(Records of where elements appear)
++++++
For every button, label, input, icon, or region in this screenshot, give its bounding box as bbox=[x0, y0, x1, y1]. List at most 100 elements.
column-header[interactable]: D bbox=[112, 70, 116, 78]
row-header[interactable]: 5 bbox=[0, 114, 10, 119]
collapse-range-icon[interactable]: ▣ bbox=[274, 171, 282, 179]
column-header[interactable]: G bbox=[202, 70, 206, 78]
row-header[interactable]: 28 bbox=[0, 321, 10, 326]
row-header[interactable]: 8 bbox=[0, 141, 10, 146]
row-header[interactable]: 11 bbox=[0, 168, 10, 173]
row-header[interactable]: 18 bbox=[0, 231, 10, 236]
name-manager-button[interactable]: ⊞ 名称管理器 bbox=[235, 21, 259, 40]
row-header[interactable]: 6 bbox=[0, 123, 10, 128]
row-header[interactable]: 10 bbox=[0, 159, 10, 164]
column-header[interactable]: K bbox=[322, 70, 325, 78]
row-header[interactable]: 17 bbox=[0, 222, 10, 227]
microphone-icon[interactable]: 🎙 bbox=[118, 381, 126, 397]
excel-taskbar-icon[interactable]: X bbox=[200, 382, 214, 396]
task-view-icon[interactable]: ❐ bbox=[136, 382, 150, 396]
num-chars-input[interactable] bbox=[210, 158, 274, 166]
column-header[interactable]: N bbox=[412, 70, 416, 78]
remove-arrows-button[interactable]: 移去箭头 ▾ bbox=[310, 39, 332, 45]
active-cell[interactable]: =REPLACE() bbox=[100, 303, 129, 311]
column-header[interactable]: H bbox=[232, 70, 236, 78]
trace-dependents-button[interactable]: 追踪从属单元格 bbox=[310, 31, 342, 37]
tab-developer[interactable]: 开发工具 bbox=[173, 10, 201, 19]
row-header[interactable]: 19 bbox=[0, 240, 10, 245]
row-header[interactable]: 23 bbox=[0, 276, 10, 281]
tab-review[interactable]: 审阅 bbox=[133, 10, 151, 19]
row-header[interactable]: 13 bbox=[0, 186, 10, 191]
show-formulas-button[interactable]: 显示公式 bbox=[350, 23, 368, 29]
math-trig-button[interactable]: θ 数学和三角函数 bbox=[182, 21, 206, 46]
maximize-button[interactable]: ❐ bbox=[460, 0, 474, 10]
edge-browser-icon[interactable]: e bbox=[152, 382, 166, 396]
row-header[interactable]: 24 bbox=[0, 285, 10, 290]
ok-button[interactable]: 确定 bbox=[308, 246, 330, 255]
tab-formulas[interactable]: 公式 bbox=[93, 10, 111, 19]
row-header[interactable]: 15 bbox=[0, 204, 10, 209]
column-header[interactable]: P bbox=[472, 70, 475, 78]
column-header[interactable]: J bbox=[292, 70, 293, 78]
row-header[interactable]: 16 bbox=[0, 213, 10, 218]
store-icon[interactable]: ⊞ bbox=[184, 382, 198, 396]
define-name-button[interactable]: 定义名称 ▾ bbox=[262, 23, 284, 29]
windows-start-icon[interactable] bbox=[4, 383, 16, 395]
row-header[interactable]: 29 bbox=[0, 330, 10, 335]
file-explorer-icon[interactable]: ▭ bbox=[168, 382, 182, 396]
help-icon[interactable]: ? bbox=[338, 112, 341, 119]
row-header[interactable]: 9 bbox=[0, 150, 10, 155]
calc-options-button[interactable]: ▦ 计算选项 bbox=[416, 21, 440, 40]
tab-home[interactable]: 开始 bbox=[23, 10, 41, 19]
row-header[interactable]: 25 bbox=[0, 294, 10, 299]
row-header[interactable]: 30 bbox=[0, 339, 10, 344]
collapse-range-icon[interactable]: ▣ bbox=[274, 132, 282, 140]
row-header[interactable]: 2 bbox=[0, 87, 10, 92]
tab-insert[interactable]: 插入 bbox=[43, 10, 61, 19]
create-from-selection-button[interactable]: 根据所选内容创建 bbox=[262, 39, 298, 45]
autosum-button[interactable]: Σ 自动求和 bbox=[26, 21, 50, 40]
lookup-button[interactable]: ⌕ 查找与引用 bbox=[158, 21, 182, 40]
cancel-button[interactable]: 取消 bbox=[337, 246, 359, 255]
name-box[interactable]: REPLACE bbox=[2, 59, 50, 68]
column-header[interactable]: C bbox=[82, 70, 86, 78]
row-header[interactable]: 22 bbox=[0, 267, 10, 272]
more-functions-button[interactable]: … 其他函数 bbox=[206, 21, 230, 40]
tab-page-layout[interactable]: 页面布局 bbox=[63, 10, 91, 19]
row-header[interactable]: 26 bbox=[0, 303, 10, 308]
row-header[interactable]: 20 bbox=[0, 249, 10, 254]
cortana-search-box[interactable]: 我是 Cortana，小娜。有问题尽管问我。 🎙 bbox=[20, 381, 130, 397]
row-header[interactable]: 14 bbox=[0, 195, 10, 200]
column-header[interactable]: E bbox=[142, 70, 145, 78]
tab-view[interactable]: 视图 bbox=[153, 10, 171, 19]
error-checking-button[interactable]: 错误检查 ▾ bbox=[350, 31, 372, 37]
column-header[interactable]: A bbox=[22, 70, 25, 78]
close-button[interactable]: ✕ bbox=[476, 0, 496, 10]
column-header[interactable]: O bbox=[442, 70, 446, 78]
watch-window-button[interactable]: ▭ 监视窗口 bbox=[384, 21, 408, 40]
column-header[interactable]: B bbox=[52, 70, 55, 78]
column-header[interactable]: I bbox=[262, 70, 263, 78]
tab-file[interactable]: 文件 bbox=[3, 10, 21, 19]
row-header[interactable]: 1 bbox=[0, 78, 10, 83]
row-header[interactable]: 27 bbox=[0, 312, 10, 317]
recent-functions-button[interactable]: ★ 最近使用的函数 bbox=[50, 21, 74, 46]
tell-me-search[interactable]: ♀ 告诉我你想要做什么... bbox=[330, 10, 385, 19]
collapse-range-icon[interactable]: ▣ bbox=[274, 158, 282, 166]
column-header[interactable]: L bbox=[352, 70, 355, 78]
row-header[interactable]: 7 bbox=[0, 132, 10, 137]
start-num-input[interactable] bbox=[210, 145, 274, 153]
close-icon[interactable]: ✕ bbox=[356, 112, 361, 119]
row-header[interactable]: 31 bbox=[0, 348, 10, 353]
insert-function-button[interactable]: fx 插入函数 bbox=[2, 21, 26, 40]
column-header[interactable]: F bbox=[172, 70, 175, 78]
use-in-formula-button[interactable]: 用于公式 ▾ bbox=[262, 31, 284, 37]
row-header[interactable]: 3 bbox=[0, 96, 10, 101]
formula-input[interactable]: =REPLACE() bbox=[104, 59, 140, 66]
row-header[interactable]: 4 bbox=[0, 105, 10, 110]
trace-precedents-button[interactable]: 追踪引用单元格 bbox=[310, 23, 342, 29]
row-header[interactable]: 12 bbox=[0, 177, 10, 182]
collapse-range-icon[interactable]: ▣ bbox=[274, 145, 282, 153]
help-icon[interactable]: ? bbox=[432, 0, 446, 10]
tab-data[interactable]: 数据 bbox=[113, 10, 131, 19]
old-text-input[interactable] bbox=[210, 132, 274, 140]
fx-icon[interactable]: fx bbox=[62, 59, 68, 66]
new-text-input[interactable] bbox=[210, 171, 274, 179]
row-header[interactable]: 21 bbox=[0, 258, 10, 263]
++++++
• What is being asked: Revise the stretch from the start of the entries through the line containing "row-header[interactable]: 5 bbox=[0, 114, 10, 119]", replacing "bounding box" with "enclosing rectangle" and leaving everything else unchanged.

• Result for this exercise:
For every button, label, input, icon, or region in this screenshot, give its enclosing rectangle as bbox=[x0, y0, x1, y1]. List at most 100 elements.
column-header[interactable]: D bbox=[112, 70, 116, 78]
row-header[interactable]: 5 bbox=[0, 114, 10, 119]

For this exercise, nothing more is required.